Required work. Please extract every line from the items below and reproduce each one without any change.

*** Data for processing

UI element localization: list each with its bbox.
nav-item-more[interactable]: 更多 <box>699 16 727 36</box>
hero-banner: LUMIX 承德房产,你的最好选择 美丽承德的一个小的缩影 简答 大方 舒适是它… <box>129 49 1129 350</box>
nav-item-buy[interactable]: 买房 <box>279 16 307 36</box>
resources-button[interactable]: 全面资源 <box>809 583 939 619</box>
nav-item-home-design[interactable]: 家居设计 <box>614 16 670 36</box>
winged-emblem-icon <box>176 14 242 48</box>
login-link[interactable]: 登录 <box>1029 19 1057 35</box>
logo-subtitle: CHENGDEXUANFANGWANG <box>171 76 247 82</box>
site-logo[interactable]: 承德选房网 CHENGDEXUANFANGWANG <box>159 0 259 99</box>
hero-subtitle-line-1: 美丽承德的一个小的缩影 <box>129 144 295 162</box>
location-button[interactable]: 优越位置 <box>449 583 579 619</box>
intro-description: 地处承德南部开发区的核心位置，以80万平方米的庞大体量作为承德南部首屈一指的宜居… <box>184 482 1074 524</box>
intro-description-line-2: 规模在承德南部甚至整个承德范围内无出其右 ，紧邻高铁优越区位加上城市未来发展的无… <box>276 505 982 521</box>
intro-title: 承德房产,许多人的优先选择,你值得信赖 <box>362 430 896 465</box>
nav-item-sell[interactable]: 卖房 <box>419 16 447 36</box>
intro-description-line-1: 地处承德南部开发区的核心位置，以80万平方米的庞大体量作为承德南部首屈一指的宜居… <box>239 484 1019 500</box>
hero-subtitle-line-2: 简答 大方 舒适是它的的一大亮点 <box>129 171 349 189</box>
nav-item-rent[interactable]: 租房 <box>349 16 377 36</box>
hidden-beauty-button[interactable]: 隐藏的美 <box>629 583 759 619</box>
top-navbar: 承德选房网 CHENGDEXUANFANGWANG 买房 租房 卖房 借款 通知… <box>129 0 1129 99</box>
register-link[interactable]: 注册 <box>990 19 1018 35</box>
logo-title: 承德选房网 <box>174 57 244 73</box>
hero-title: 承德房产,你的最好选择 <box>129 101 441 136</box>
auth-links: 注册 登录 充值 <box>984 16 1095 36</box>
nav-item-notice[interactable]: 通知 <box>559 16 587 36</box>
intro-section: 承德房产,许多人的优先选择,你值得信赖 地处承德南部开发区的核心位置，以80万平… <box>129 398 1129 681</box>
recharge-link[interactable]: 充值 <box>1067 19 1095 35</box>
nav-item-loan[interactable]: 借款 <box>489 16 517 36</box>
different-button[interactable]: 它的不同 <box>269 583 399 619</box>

******

Result of this exercise.
UI element localization: list each with its bbox.
nav-item-more[interactable]: 更多 <box>699 16 727 36</box>
hero-banner: LUMIX 承德房产,你的最好选择 美丽承德的一个小的缩影 简答 大方 舒适是它… <box>129 49 1129 350</box>
nav-item-buy[interactable]: 买房 <box>279 16 307 36</box>
resources-button[interactable]: 全面资源 <box>809 583 939 619</box>
nav-item-home-design[interactable]: 家居设计 <box>614 16 670 36</box>
winged-emblem-icon <box>176 14 242 48</box>
login-link[interactable]: 登录 <box>1029 19 1057 35</box>
logo-subtitle: CHENGDEXUANFANGWANG <box>171 76 247 82</box>
site-logo[interactable]: 承德选房网 CHENGDEXUANFANGWANG <box>159 0 259 99</box>
hero-subtitle-line-1: 美丽承德的一个小的缩影 <box>129 144 295 162</box>
location-button[interactable]: 优越位置 <box>449 583 579 619</box>
intro-description: 地处承德南部开发区的核心位置，以80万平方米的庞大体量作为承德南部首屈一指的宜居… <box>184 482 1074 524</box>
intro-description-line-2: 规模在承德南部甚至整个承德范围内无出其右 ，紧邻高铁优越区位加上城市未来发展的无… <box>276 505 982 521</box>
intro-title: 承德房产,许多人的优先选择,你值得信赖 <box>362 430 896 465</box>
nav-item-sell[interactable]: 卖房 <box>419 16 447 36</box>
intro-description-line-1: 地处承德南部开发区的核心位置，以80万平方米的庞大体量作为承德南部首屈一指的宜居… <box>239 484 1019 500</box>
hero-subtitle-line-2: 简答 大方 舒适是它的的一大亮点 <box>129 171 349 189</box>
nav-item-rent[interactable]: 租房 <box>349 16 377 36</box>
hidden-beauty-button[interactable]: 隐藏的美 <box>629 583 759 619</box>
top-navbar: 承德选房网 CHENGDEXUANFANGWANG 买房 租房 卖房 借款 通知… <box>129 0 1129 99</box>
register-link[interactable]: 注册 <box>990 19 1018 35</box>
logo-title: 承德选房网 <box>174 57 244 73</box>
hero-title: 承德房产,你的最好选择 <box>129 101 441 136</box>
auth-links: 注册 登录 充值 <box>984 16 1095 36</box>
nav-item-notice[interactable]: 通知 <box>559 16 587 36</box>
intro-section: 承德房产,许多人的优先选择,你值得信赖 地处承德南部开发区的核心位置，以80万平… <box>129 398 1129 681</box>
recharge-link[interactable]: 充值 <box>1067 19 1095 35</box>
nav-item-loan[interactable]: 借款 <box>489 16 517 36</box>
different-button[interactable]: 它的不同 <box>269 583 399 619</box>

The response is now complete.